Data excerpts
┌────────
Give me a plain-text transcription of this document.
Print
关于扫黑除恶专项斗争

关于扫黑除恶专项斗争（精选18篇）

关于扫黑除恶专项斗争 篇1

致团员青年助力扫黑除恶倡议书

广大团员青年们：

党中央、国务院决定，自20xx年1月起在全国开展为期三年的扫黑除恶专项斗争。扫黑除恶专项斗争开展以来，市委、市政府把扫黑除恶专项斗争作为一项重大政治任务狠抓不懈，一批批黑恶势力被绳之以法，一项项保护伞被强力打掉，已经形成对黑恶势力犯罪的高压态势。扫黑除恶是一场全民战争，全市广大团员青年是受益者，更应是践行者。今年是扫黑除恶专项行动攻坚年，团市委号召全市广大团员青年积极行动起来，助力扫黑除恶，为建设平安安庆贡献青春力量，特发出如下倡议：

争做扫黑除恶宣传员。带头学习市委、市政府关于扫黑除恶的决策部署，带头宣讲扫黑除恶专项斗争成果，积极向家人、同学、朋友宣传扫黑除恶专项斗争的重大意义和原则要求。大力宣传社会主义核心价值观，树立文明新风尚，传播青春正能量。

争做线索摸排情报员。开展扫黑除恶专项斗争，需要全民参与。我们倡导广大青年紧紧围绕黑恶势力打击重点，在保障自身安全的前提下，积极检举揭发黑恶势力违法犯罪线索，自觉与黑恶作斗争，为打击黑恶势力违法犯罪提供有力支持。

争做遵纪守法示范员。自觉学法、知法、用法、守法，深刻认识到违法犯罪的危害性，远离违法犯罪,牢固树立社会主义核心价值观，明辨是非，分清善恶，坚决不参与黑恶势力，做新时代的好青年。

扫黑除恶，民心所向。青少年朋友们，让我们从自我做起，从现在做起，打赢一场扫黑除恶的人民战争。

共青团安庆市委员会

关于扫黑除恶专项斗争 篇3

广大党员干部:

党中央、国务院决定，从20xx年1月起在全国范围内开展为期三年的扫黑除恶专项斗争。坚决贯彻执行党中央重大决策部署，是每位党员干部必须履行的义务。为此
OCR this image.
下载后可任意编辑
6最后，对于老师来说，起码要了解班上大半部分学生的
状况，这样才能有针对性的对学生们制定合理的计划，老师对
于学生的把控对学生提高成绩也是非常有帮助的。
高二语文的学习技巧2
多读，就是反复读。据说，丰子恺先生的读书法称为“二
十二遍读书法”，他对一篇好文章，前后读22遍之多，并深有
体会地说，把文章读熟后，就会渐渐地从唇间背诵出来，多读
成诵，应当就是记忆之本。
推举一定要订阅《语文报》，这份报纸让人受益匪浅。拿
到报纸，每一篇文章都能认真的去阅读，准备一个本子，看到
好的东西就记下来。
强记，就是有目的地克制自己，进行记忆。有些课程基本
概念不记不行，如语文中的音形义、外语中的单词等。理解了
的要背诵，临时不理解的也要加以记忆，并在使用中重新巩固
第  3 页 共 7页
└────────
:: EXERCISE AIM ::
All of the data needs to be reproduced exactly, with no line missing.

:: RESULT OF THIS TASK ::
Give me a plain-text transcription of this document.
Print
关于扫黑除恶专项斗争

关于扫黑除恶专项斗争（精选18篇）

关于扫黑除恶专项斗争 篇1

致团员青年助力扫黑除恶倡议书

广大团员青年们：

党中央、国务院决定，自20xx年1月起在全国开展为期三年的扫黑除恶专项斗争。扫黑除恶专项斗争开展以来，市委、市政府把扫黑除恶专项斗争作为一项重大政治任务狠抓不懈，一批批黑恶势力被绳之以法，一项项保护伞被强力打掉，已经形成对黑恶势力犯罪的高压态势。扫黑除恶是一场全民战争，全市广大团员青年是受益者，更应是践行者。今年是扫黑除恶专项行动攻坚年，团市委号召全市广大团员青年积极行动起来，助力扫黑除恶，为建设平安安庆贡献青春力量，特发出如下倡议：

争做扫黑除恶宣传员。带头学习市委、市政府关于扫黑除恶的决策部署，带头宣讲扫黑除恶专项斗争成果，积极向家人、同学、朋友宣传扫黑除恶专项斗争的重大意义和原则要求。大力宣传社会主义核心价值观，树立文明新风尚，传播青春正能量。

争做线索摸排情报员。开展扫黑除恶专项斗争，需要全民参与。我们倡导广大青年紧紧围绕黑恶势力打击重点，在保障自身安全的前提下，积极检举揭发黑恶势力违法犯罪线索，自觉与黑恶作斗争，为打击黑恶势力违法犯罪提供有力支持。

争做遵纪守法示范员。自觉学法、知法、用法、守法，深刻认识到违法犯罪的危害性，远离违法犯罪,牢固树立社会主义核心价值观，明辨是非，分清善恶，坚决不参与黑恶势力，做新时代的好青年。

扫黑除恶，民心所向。青少年朋友们，让我们从自我做起，从现在做起，打赢一场扫黑除恶的人民战争。

共青团安庆市委员会

关于扫黑除恶专项斗争 篇3

广大党员干部:

党中央、国务院决定，从20xx年1月起在全国范围内开展为期三年的扫黑除恶专项斗争。坚决贯彻执行党中央重大决策部署，是每位党员干部必须履行的义务。为此
OCR this image.
下载后可任意编辑
6最后，对于老师来说，起码要了解班上大半部分学生的
状况，这样才能有针对性的对学生们制定合理的计划，老师对
于学生的把控对学生提高成绩也是非常有帮助的。
高二语文的学习技巧2
多读，就是反复读。据说，丰子恺先生的读书法称为“二
十二遍读书法”，他对一篇好文章，前后读22遍之多，并深有
体会地说，把文章读熟后，就会渐渐地从唇间背诵出来，多读
成诵，应当就是记忆之本。
推举一定要订阅《语文报》，这份报纸让人受益匪浅。拿
到报纸，每一篇文章都能认真的去阅读，准备一个本子，看到
好的东西就记下来。
强记，就是有目的地克制自己，进行记忆。有些课程基本
概念不记不行，如语文中的音形义、外语中的单词等。理解了
的要背诵，临时不理解的也要加以记忆，并在使用中重新巩固
第  3 页 共 7页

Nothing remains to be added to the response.